What you will do:
What is the count of lines that hold the word "marker"? Give only the number.

Exercise input:
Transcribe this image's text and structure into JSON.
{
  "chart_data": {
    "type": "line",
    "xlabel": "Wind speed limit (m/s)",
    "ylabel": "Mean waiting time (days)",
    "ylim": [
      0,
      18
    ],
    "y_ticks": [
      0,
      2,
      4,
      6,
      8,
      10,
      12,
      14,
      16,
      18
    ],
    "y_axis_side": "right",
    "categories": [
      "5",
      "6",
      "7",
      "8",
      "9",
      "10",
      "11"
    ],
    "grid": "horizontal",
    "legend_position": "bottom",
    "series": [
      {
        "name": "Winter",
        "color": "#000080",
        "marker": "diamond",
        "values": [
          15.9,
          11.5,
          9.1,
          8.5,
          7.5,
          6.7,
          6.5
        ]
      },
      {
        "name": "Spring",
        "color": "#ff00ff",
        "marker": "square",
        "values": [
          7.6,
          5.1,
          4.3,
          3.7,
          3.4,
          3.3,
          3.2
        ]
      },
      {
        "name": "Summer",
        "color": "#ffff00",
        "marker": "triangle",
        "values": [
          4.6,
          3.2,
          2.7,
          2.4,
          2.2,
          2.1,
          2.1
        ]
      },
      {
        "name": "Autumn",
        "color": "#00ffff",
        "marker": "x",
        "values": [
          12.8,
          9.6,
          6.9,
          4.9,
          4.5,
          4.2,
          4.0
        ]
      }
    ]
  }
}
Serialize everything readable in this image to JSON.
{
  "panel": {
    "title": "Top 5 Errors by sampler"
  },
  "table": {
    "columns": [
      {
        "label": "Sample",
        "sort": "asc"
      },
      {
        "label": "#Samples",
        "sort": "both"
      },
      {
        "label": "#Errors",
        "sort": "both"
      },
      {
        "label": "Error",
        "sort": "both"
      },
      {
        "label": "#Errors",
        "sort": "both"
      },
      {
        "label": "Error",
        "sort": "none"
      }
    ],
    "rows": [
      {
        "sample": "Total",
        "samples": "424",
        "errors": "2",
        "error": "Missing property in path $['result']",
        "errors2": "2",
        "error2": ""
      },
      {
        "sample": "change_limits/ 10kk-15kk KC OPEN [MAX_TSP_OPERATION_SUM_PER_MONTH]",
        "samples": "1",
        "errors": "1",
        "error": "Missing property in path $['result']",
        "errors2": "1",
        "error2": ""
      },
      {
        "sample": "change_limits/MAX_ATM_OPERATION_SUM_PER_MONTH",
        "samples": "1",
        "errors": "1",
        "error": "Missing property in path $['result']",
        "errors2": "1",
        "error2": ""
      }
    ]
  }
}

Worked solution:
4